**Exercise brief**. Could you return the data below line for line and unchanged, leaving out the pictures?
========================
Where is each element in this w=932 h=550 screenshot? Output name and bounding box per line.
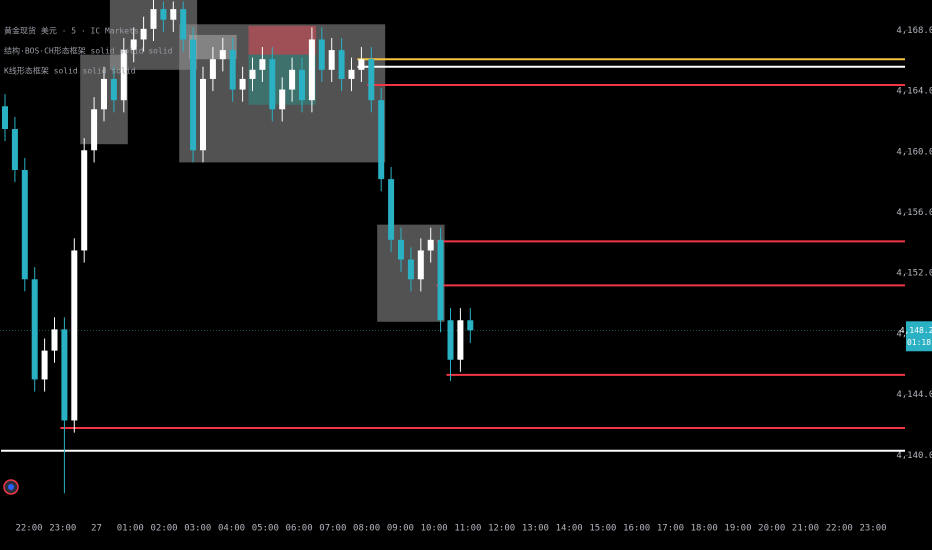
candle-body [101,78,107,110]
x-tick-label: 10:00 [421,524,448,534]
candle-body [31,279,38,380]
y-tick-label: 4,160.00 [896,147,932,157]
candle-body [338,50,345,79]
legend-title: 黄金现货 美元 · 5 · IC Markets [4,26,139,36]
last-price-label: 4,148.24 [900,326,932,335]
candle-body [269,59,276,110]
x-tick-label: 23:00 [859,524,886,534]
x-tick-label: 04:00 [218,524,245,534]
candle-body [51,329,58,351]
x-tick-label: 09:00 [387,524,414,534]
candle-body [81,150,88,251]
y-tick-label: 4,164.00 [896,87,932,97]
candle-body [437,239,444,321]
candle-body [160,9,167,20]
x-tick-label: 16:00 [623,524,650,534]
candle-body [348,69,355,79]
candle-body [447,320,454,360]
x-tick-label: 14:00 [556,524,583,534]
x-tick-label: 22:00 [826,524,853,534]
x-tick-label: 13:00 [522,524,549,534]
candle-body [91,109,98,151]
y-tick-label: 4,168.00 [896,26,932,36]
candle-body [2,106,8,130]
candle-body [388,179,395,240]
candle-body [200,78,206,151]
candle-body [417,250,424,280]
candle-body [259,59,266,70]
candle-body [328,50,335,70]
candle-body [368,59,375,101]
x-tick-label: 07:00 [319,524,346,534]
legend-indicator: 结构·BOS·CH形态框架 solid solid solid [4,46,173,56]
candle-body [308,39,315,101]
candle-body [318,39,325,70]
zone-box [248,25,316,55]
x-tick-label: 03:00 [184,524,211,534]
candle-body [427,239,434,251]
x-tick-label: 05:00 [252,524,279,534]
x-tick-label: 21:00 [792,524,819,534]
candle-body [249,69,256,79]
y-tick-label: 4,156.00 [896,208,932,218]
candle-body [140,28,147,40]
candle-body [21,170,28,280]
y-tick-label: 4,152.00 [896,269,932,279]
candle-body [378,100,385,180]
x-tick-label: 27 [91,524,102,534]
y-tick-label: 4,144.00 [896,390,932,400]
x-tick-label: 20:00 [758,524,785,534]
candle-body [170,9,177,20]
candle-body [11,129,18,170]
x-tick-label: 12:00 [488,524,515,534]
x-tick-label: 18:00 [691,524,718,534]
candle-body [299,69,305,101]
candle-body [130,39,137,51]
x-tick-label: 08:00 [353,524,380,534]
candle-body [457,320,464,360]
legend-indicator: K线形态框架 solid solid solid [4,66,136,76]
x-tick-label: 15:00 [589,524,616,534]
candle-body [239,78,246,90]
x-tick-label: 11:00 [454,524,481,534]
candle-body [120,50,127,101]
candle-body [71,250,78,421]
y-tick-label: 4,140.00 [896,451,932,461]
candle-body [219,50,226,60]
x-tick-label: 23:00 [49,524,76,534]
x-tick-label: 17:00 [657,524,684,534]
candle-body [289,69,296,90]
countdown-label: 01:18 [907,338,931,347]
last-price-box [906,321,932,352]
candle-body [190,39,197,151]
candle-body [279,89,286,110]
candle-body [407,259,414,280]
x-tick-label: 06:00 [286,524,313,534]
alert-icon-dot [8,484,14,490]
candle-body [358,59,365,70]
candle-body [110,78,117,101]
candle-body [229,50,236,90]
candle-body [467,320,474,331]
x-tick-label: 22:00 [15,524,42,534]
x-tick-label: 02:00 [150,524,177,534]
candle-body [41,350,48,380]
candle-body [150,9,157,29]
candle-body [61,329,68,421]
x-tick-label: 01:00 [117,524,144,534]
x-tick-label: 19:00 [724,524,751,534]
candle-body [398,239,404,260]
candle-body [209,59,216,79]
candle-body [180,9,187,40]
========================
**Task output**.
Where is each element in this w=932 h=550 screenshot? Output name and bounding box per line.
candle-body [101,78,107,110]
x-tick-label: 10:00 [421,524,448,534]
candle-body [31,279,38,380]
y-tick-label: 4,160.00 [896,147,932,157]
candle-body [338,50,345,79]
legend-title: 黄金现货 美元 · 5 · IC Markets [4,26,139,36]
last-price-label: 4,148.24 [900,326,932,335]
candle-body [269,59,276,110]
x-tick-label: 23:00 [859,524,886,534]
x-tick-label: 04:00 [218,524,245,534]
candle-body [51,329,58,351]
x-tick-label: 09:00 [387,524,414,534]
candle-body [81,150,88,251]
y-tick-label: 4,164.00 [896,87,932,97]
candle-body [437,239,444,321]
candle-body [160,9,167,20]
x-tick-label: 16:00 [623,524,650,534]
candle-body [348,69,355,79]
candle-body [447,320,454,360]
x-tick-label: 14:00 [556,524,583,534]
x-tick-label: 22:00 [826,524,853,534]
x-tick-label: 13:00 [522,524,549,534]
candle-body [91,109,98,151]
y-tick-label: 4,168.00 [896,26,932,36]
candle-body [2,106,8,130]
candle-body [388,179,395,240]
candle-body [200,78,206,151]
candle-body [417,250,424,280]
candle-body [259,59,266,70]
candle-body [328,50,335,70]
candle-body [368,59,375,101]
x-tick-label: 07:00 [319,524,346,534]
legend-indicator: 结构·BOS·CH形态框架 solid solid solid [4,46,173,56]
candle-body [308,39,315,101]
candle-body [318,39,325,70]
zone-box [248,25,316,55]
x-tick-label: 03:00 [184,524,211,534]
candle-body [427,239,434,251]
x-tick-label: 05:00 [252,524,279,534]
x-tick-label: 21:00 [792,524,819,534]
candle-body [249,69,256,79]
y-tick-label: 4,156.00 [896,208,932,218]
candle-body [140,28,147,40]
candle-body [21,170,28,280]
y-tick-label: 4,152.00 [896,269,932,279]
candle-body [378,100,385,180]
x-tick-label: 27 [91,524,102,534]
y-tick-label: 4,144.00 [896,390,932,400]
x-tick-label: 20:00 [758,524,785,534]
candle-body [170,9,177,20]
candle-body [11,129,18,170]
x-tick-label: 12:00 [488,524,515,534]
x-tick-label: 18:00 [691,524,718,534]
candle-body [299,69,305,101]
candle-body [130,39,137,51]
x-tick-label: 08:00 [353,524,380,534]
candle-body [457,320,464,360]
legend-indicator: K线形态框架 solid solid solid [4,66,136,76]
x-tick-label: 15:00 [589,524,616,534]
candle-body [239,78,246,90]
x-tick-label: 11:00 [454,524,481,534]
candle-body [120,50,127,101]
candle-body [71,250,78,421]
y-tick-label: 4,140.00 [896,451,932,461]
candle-body [219,50,226,60]
x-tick-label: 23:00 [49,524,76,534]
x-tick-label: 17:00 [657,524,684,534]
candle-body [289,69,296,90]
countdown-label: 01:18 [907,338,931,347]
last-price-box [906,321,932,352]
candle-body [190,39,197,151]
candle-body [279,89,286,110]
candle-body [407,259,414,280]
x-tick-label: 06:00 [286,524,313,534]
alert-icon-dot [8,484,14,490]
candle-body [358,59,365,70]
candle-body [110,78,117,101]
candle-body [229,50,236,90]
candle-body [467,320,474,331]
x-tick-label: 22:00 [15,524,42,534]
x-tick-label: 02:00 [150,524,177,534]
candle-body [41,350,48,380]
candle-body [150,9,157,29]
candle-body [61,329,68,421]
x-tick-label: 01:00 [117,524,144,534]
x-tick-label: 19:00 [724,524,751,534]
candle-body [398,239,404,260]
candle-body [209,59,216,79]
candle-body [180,9,187,40]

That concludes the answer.